## begin EXTRACTED ENTRIES

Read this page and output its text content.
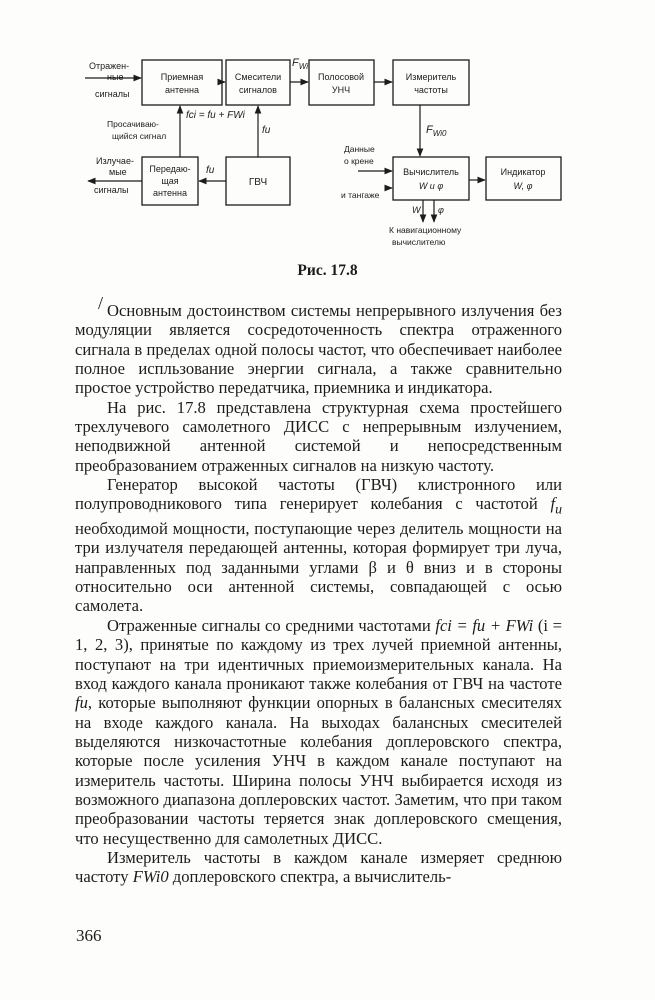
Приемная
антенна
Смесители
сигналов
Полосовой
УНЧ
Измеритель
частоты
Передаю-
щая
антенна
ГВЧ
Вычислитель
W и φ
Индикатор
W, φ
Отражен-
ные
сигналы
Излучае-
мые
сигналы
Просачиваю-
щийся сигнал
Данные
о крене
и тангаже
К навигационному
вычислителю
$F_{Wi}$
fci = fи + FWi
fи
fи
$F_{Wi0}$
W φ
Рис. 17.8
/ Основным достоинством системы непрерывного излучения без модуляции является сосредоточенность спектра отраженного сигнала в пределах одной полосы частот, что обеспечивает наиболее полное испльзование энергии сигнала, а также сравнительно простое устройство передатчика, приемника и индикатора.

На рис. 17.8 представлена структурная схема простейшего трехлучевого самолетного ДИСС с непрерывным излучением, неподвижной антенной системой и непосредственным преобразованием отраженных сигналов на низкую частоту.

Генератор высокой частоты (ГВЧ) клистронного или полупроводникового типа генерирует колебания с частотой $f_и$ необходимой мощности, поступающие через делитель мощности на три излучателя передающей антенны, которая формирует три луча, направленных под заданными углами β и θ вниз и в стороны относительно оси антенной системы, совпадающей с осью самолета.

Отраженные сигналы со средними частотами fci = fи + FWi (i = 1, 2, 3), принятые по каждому из трех лучей приемной антенны, поступают на три идентичных приемоизмерительных канала. На вход каждого канала проникают также колебания от ГВЧ на частоте fи, которые выполняют функции опорных в балансных смесителях на входе каждого канала. На выходах балансных смесителей выделяются низкочастотные колебания доплеровского спектра, которые после усиления УНЧ в каждом канале поступают на измеритель частоты. Ширина полосы УНЧ выбирается исходя из возможного диапазона доплеровских частот. Заметим, что при таком преобразовании частоты теряется знак доплеровского смещения, что несущественно для самолетных ДИСС.

Измеритель частоты в каждом канале измеряет среднюю частоту FWi0 доплеровского спектра, а вычислитель-

366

## end EXTRACTED ENTRIES

WORK TO BE COMPLETED: Each line of the material above either contains the word "сигналов" or does not; state how many do, and nothing else.

RESPONSE: 2